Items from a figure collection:
===============

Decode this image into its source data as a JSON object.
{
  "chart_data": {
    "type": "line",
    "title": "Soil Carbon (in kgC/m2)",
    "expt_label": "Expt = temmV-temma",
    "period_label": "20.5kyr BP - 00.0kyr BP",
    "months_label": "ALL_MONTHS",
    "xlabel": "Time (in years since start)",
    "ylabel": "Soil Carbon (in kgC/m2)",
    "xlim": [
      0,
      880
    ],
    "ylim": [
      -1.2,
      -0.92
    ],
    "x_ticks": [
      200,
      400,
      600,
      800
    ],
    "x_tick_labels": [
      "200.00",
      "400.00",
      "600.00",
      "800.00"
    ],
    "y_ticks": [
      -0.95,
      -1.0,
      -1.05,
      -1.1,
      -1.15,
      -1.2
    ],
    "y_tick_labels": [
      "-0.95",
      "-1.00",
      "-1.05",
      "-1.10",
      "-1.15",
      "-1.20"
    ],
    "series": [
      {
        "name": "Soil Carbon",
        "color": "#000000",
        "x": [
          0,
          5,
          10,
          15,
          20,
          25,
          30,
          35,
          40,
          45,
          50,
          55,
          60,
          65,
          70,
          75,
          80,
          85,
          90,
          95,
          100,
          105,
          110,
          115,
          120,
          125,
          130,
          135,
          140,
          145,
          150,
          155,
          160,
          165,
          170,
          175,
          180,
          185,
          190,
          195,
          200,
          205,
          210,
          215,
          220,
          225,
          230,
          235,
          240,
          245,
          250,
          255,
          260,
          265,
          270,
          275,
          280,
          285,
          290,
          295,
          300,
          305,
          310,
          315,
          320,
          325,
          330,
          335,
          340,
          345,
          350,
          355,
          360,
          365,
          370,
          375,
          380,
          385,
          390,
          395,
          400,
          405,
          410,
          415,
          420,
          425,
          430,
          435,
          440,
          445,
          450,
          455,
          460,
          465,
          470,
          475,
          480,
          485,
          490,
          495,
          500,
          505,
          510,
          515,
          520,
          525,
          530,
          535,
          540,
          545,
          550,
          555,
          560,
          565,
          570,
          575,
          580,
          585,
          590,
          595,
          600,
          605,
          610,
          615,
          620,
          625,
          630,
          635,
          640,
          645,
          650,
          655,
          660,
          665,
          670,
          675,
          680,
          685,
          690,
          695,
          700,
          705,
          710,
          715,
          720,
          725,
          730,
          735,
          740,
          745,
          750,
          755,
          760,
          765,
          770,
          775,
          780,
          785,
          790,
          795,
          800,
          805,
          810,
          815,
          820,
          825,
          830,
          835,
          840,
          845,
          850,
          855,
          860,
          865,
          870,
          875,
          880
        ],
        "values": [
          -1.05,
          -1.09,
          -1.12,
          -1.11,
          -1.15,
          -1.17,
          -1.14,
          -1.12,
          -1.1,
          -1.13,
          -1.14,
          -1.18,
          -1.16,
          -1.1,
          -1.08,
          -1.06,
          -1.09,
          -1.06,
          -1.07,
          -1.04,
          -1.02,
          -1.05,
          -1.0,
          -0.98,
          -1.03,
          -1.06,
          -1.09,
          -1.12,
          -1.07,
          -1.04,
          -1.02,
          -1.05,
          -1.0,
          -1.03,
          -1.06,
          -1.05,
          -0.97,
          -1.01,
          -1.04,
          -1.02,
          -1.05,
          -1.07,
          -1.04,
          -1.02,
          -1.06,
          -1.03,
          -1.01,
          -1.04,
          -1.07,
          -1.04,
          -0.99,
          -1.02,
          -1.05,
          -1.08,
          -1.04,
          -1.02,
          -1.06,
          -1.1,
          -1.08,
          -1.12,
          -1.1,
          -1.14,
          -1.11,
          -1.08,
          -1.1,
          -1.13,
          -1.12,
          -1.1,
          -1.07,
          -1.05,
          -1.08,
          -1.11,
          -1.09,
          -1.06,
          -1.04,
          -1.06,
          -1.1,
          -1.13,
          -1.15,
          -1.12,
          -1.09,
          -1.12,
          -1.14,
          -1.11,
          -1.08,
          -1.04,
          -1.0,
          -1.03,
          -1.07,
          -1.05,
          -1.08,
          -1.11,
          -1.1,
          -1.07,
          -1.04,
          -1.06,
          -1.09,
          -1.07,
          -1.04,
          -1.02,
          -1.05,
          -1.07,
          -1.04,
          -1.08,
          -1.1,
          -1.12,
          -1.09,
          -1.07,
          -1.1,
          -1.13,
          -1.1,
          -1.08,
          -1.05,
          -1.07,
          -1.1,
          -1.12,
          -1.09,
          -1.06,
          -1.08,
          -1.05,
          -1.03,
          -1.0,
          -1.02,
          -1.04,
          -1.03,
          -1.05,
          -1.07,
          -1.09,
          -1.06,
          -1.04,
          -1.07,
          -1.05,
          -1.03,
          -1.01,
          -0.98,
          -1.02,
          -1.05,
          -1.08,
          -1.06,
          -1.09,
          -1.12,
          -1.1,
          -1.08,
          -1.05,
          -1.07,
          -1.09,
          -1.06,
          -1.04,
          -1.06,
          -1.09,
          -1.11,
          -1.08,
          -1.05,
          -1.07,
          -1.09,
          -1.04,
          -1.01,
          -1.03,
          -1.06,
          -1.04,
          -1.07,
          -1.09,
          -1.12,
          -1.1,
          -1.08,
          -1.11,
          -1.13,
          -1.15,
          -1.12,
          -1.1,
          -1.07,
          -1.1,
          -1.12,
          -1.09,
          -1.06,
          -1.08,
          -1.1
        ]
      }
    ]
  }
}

===============

▶ [Work to do]:
All lines holding the word "Carbon" should be picked out and copied.

▶ [Response to this task]:
    "title": "Soil Carbon (in kgC/m2)",
    "ylabel": "Soil Carbon (in kgC/m2)",
        "name": "Soil Carbon",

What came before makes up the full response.